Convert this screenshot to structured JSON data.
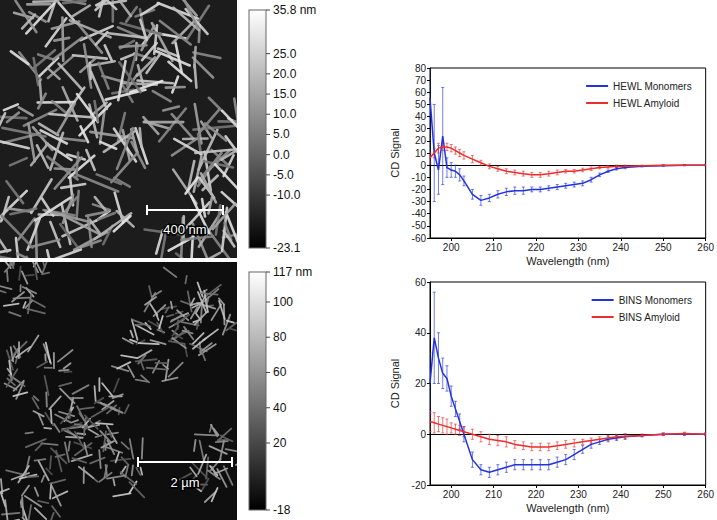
{
  "chart_data": [
    {
      "type": "line",
      "x_label": "Wavelength (nm)",
      "y_label": "CD Signal",
      "x": [
        195,
        196,
        197,
        198,
        199,
        200,
        201,
        202,
        203,
        205,
        207,
        209,
        211,
        213,
        215,
        217,
        219,
        221,
        223,
        225,
        227,
        229,
        231,
        233,
        235,
        237,
        239,
        241,
        245,
        250,
        255,
        260
      ],
      "series": [
        {
          "name": "HEWL Monomers",
          "color": "#2233dd",
          "values": [
            55,
            10,
            -4,
            24,
            -2,
            -4,
            -5,
            -8,
            -13,
            -24,
            -29,
            -27,
            -24,
            -22,
            -21,
            -21,
            -20,
            -20,
            -19,
            -18,
            -17,
            -16,
            -15,
            -12,
            -8,
            -5,
            -3,
            -2,
            -1,
            -0.5,
            0,
            0
          ],
          "errors": [
            55,
            40,
            20,
            40,
            8,
            6,
            5,
            5,
            4,
            4,
            4,
            3,
            3,
            3,
            3,
            3,
            2,
            2,
            2,
            2,
            2,
            2,
            2,
            2,
            1.5,
            1,
            1,
            1,
            0.5,
            0.5,
            0.5,
            0.5
          ]
        },
        {
          "name": "HEWL Amyloid",
          "color": "#ee2b2b",
          "values": [
            6,
            10,
            14,
            15,
            15,
            14,
            12,
            10,
            8,
            5,
            2,
            -1,
            -3,
            -5,
            -6,
            -7,
            -8,
            -8,
            -7,
            -6,
            -5,
            -5,
            -4,
            -3,
            -2,
            -1.5,
            -1,
            -1,
            -0.5,
            0,
            0,
            0
          ],
          "errors": [
            4,
            4,
            4,
            3,
            3,
            3,
            3,
            3,
            3,
            3,
            2,
            2,
            2,
            2,
            2,
            2,
            2,
            2,
            2,
            2,
            1.5,
            1.5,
            1.5,
            1.5,
            1,
            1,
            1,
            1,
            0.5,
            0.5,
            0.5,
            0.5
          ]
        }
      ],
      "xlim": [
        195,
        260
      ],
      "xticks": [
        200,
        210,
        220,
        230,
        240,
        250,
        260
      ],
      "ylim": [
        -60,
        80
      ],
      "yticks": [
        -60,
        -50,
        -40,
        -30,
        -20,
        -10,
        0,
        10,
        20,
        30,
        40,
        50,
        60,
        70,
        80
      ],
      "grid": false,
      "legend": "upper right"
    },
    {
      "type": "line",
      "x_label": "Wavelength (nm)",
      "y_label": "CD Signal",
      "x": [
        195,
        196,
        197,
        198,
        199,
        200,
        201,
        202,
        203,
        205,
        207,
        209,
        211,
        213,
        215,
        217,
        219,
        221,
        223,
        225,
        227,
        229,
        231,
        233,
        235,
        237,
        239,
        241,
        245,
        250,
        255,
        260
      ],
      "series": [
        {
          "name": "BINS Monomers",
          "color": "#2233dd",
          "values": [
            20,
            38,
            30,
            24,
            22,
            15,
            10,
            5,
            0,
            -10,
            -14,
            -15,
            -14,
            -13,
            -12,
            -12,
            -12,
            -12,
            -12,
            -11,
            -10,
            -8,
            -6,
            -4,
            -3,
            -2,
            -1.5,
            -1,
            -0.5,
            0,
            0,
            0
          ],
          "errors": [
            12,
            18,
            10,
            6,
            5,
            4,
            3,
            3,
            3,
            3,
            2,
            2,
            2,
            2,
            2,
            2,
            2,
            2,
            2,
            2,
            2,
            2,
            1.5,
            1.5,
            1,
            1,
            1,
            1,
            0.5,
            0.5,
            0.5,
            0.5
          ]
        },
        {
          "name": "BINS Amyloid",
          "color": "#ee2b2b",
          "values": [
            5,
            4.5,
            4,
            3.5,
            3,
            2.5,
            2,
            1.5,
            1,
            0,
            -1,
            -2,
            -2.5,
            -3,
            -4,
            -4.5,
            -5,
            -5,
            -5,
            -4.5,
            -4,
            -3.5,
            -3,
            -2.5,
            -2,
            -1.5,
            -1,
            -0.8,
            -0.5,
            0,
            0.3,
            0
          ],
          "errors": [
            4,
            4,
            3,
            3,
            3,
            2,
            2,
            2,
            2,
            2,
            2,
            2,
            2,
            2,
            1.5,
            1.5,
            1.5,
            1.5,
            1.5,
            1.5,
            1.5,
            1.5,
            1,
            1,
            1,
            1,
            1,
            1,
            0.5,
            0.5,
            0.5,
            0.5
          ]
        }
      ],
      "xlim": [
        195,
        260
      ],
      "xticks": [
        200,
        210,
        220,
        230,
        240,
        250,
        260
      ],
      "ylim": [
        -20,
        60
      ],
      "yticks": [
        -20,
        0,
        20,
        40,
        60
      ],
      "grid": false,
      "legend": "upper right"
    }
  ],
  "afm_images": [
    {
      "scale_bar": "400 nm",
      "colorbar": {
        "range": [
          -23.1,
          35.8
        ],
        "ticks": [
          {
            "value": 35.8,
            "label": "35.8 nm"
          },
          {
            "value": 25,
            "label": "25.0"
          },
          {
            "value": 20,
            "label": "20.0"
          },
          {
            "value": 15,
            "label": "15.0"
          },
          {
            "value": 10,
            "label": "10.0"
          },
          {
            "value": 5,
            "label": "5.0"
          },
          {
            "value": 0,
            "label": "0.0"
          },
          {
            "value": -5,
            "label": "-5.0"
          },
          {
            "value": -10,
            "label": "-10.0"
          },
          -23.1
        ]
      }
    },
    {
      "scale_bar": "2 µm",
      "colorbar": {
        "range": [
          -18,
          117
        ],
        "ticks": [
          {
            "value": 117,
            "label": "117 nm"
          },
          100,
          80,
          60,
          40,
          20,
          -18
        ]
      }
    }
  ]
}
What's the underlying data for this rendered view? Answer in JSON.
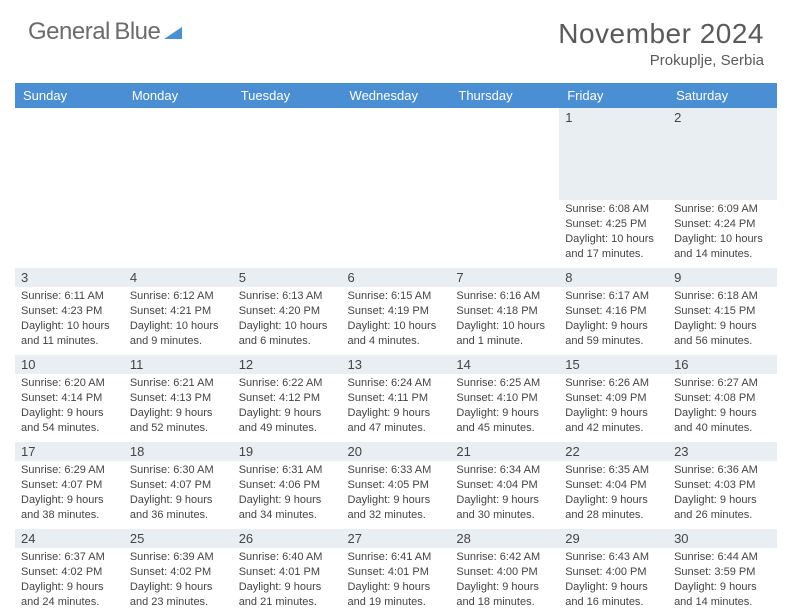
{
  "brand": {
    "line1": "General",
    "line2": "Blue",
    "accent": "#4a8fd4"
  },
  "header": {
    "title": "November 2024",
    "location": "Prokuplje, Serbia"
  },
  "calendar": {
    "weekdays": [
      "Sunday",
      "Monday",
      "Tuesday",
      "Wednesday",
      "Thursday",
      "Friday",
      "Saturday"
    ],
    "header_bg": "#4a8fd4",
    "header_fg": "#ffffff",
    "daynum_bg": "#e9eef3",
    "text_color": "#444444",
    "weeks": [
      [
        {
          "blank": true
        },
        {
          "blank": true
        },
        {
          "blank": true
        },
        {
          "blank": true
        },
        {
          "blank": true
        },
        {
          "num": "1",
          "sunrise": "Sunrise: 6:08 AM",
          "sunset": "Sunset: 4:25 PM",
          "daylight": "Daylight: 10 hours and 17 minutes."
        },
        {
          "num": "2",
          "sunrise": "Sunrise: 6:09 AM",
          "sunset": "Sunset: 4:24 PM",
          "daylight": "Daylight: 10 hours and 14 minutes."
        }
      ],
      [
        {
          "num": "3",
          "sunrise": "Sunrise: 6:11 AM",
          "sunset": "Sunset: 4:23 PM",
          "daylight": "Daylight: 10 hours and 11 minutes."
        },
        {
          "num": "4",
          "sunrise": "Sunrise: 6:12 AM",
          "sunset": "Sunset: 4:21 PM",
          "daylight": "Daylight: 10 hours and 9 minutes."
        },
        {
          "num": "5",
          "sunrise": "Sunrise: 6:13 AM",
          "sunset": "Sunset: 4:20 PM",
          "daylight": "Daylight: 10 hours and 6 minutes."
        },
        {
          "num": "6",
          "sunrise": "Sunrise: 6:15 AM",
          "sunset": "Sunset: 4:19 PM",
          "daylight": "Daylight: 10 hours and 4 minutes."
        },
        {
          "num": "7",
          "sunrise": "Sunrise: 6:16 AM",
          "sunset": "Sunset: 4:18 PM",
          "daylight": "Daylight: 10 hours and 1 minute."
        },
        {
          "num": "8",
          "sunrise": "Sunrise: 6:17 AM",
          "sunset": "Sunset: 4:16 PM",
          "daylight": "Daylight: 9 hours and 59 minutes."
        },
        {
          "num": "9",
          "sunrise": "Sunrise: 6:18 AM",
          "sunset": "Sunset: 4:15 PM",
          "daylight": "Daylight: 9 hours and 56 minutes."
        }
      ],
      [
        {
          "num": "10",
          "sunrise": "Sunrise: 6:20 AM",
          "sunset": "Sunset: 4:14 PM",
          "daylight": "Daylight: 9 hours and 54 minutes."
        },
        {
          "num": "11",
          "sunrise": "Sunrise: 6:21 AM",
          "sunset": "Sunset: 4:13 PM",
          "daylight": "Daylight: 9 hours and 52 minutes."
        },
        {
          "num": "12",
          "sunrise": "Sunrise: 6:22 AM",
          "sunset": "Sunset: 4:12 PM",
          "daylight": "Daylight: 9 hours and 49 minutes."
        },
        {
          "num": "13",
          "sunrise": "Sunrise: 6:24 AM",
          "sunset": "Sunset: 4:11 PM",
          "daylight": "Daylight: 9 hours and 47 minutes."
        },
        {
          "num": "14",
          "sunrise": "Sunrise: 6:25 AM",
          "sunset": "Sunset: 4:10 PM",
          "daylight": "Daylight: 9 hours and 45 minutes."
        },
        {
          "num": "15",
          "sunrise": "Sunrise: 6:26 AM",
          "sunset": "Sunset: 4:09 PM",
          "daylight": "Daylight: 9 hours and 42 minutes."
        },
        {
          "num": "16",
          "sunrise": "Sunrise: 6:27 AM",
          "sunset": "Sunset: 4:08 PM",
          "daylight": "Daylight: 9 hours and 40 minutes."
        }
      ],
      [
        {
          "num": "17",
          "sunrise": "Sunrise: 6:29 AM",
          "sunset": "Sunset: 4:07 PM",
          "daylight": "Daylight: 9 hours and 38 minutes."
        },
        {
          "num": "18",
          "sunrise": "Sunrise: 6:30 AM",
          "sunset": "Sunset: 4:07 PM",
          "daylight": "Daylight: 9 hours and 36 minutes."
        },
        {
          "num": "19",
          "sunrise": "Sunrise: 6:31 AM",
          "sunset": "Sunset: 4:06 PM",
          "daylight": "Daylight: 9 hours and 34 minutes."
        },
        {
          "num": "20",
          "sunrise": "Sunrise: 6:33 AM",
          "sunset": "Sunset: 4:05 PM",
          "daylight": "Daylight: 9 hours and 32 minutes."
        },
        {
          "num": "21",
          "sunrise": "Sunrise: 6:34 AM",
          "sunset": "Sunset: 4:04 PM",
          "daylight": "Daylight: 9 hours and 30 minutes."
        },
        {
          "num": "22",
          "sunrise": "Sunrise: 6:35 AM",
          "sunset": "Sunset: 4:04 PM",
          "daylight": "Daylight: 9 hours and 28 minutes."
        },
        {
          "num": "23",
          "sunrise": "Sunrise: 6:36 AM",
          "sunset": "Sunset: 4:03 PM",
          "daylight": "Daylight: 9 hours and 26 minutes."
        }
      ],
      [
        {
          "num": "24",
          "sunrise": "Sunrise: 6:37 AM",
          "sunset": "Sunset: 4:02 PM",
          "daylight": "Daylight: 9 hours and 24 minutes."
        },
        {
          "num": "25",
          "sunrise": "Sunrise: 6:39 AM",
          "sunset": "Sunset: 4:02 PM",
          "daylight": "Daylight: 9 hours and 23 minutes."
        },
        {
          "num": "26",
          "sunrise": "Sunrise: 6:40 AM",
          "sunset": "Sunset: 4:01 PM",
          "daylight": "Daylight: 9 hours and 21 minutes."
        },
        {
          "num": "27",
          "sunrise": "Sunrise: 6:41 AM",
          "sunset": "Sunset: 4:01 PM",
          "daylight": "Daylight: 9 hours and 19 minutes."
        },
        {
          "num": "28",
          "sunrise": "Sunrise: 6:42 AM",
          "sunset": "Sunset: 4:00 PM",
          "daylight": "Daylight: 9 hours and 18 minutes."
        },
        {
          "num": "29",
          "sunrise": "Sunrise: 6:43 AM",
          "sunset": "Sunset: 4:00 PM",
          "daylight": "Daylight: 9 hours and 16 minutes."
        },
        {
          "num": "30",
          "sunrise": "Sunrise: 6:44 AM",
          "sunset": "Sunset: 3:59 PM",
          "daylight": "Daylight: 9 hours and 14 minutes."
        }
      ]
    ]
  }
}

================

* [STATED TASK]: Copy all lines from the data that hold the word "Amyloid".

* [EXERCISE ANSWER]:
          "name": "HEWL Amyloid",
          "name": "BINS Amyloid",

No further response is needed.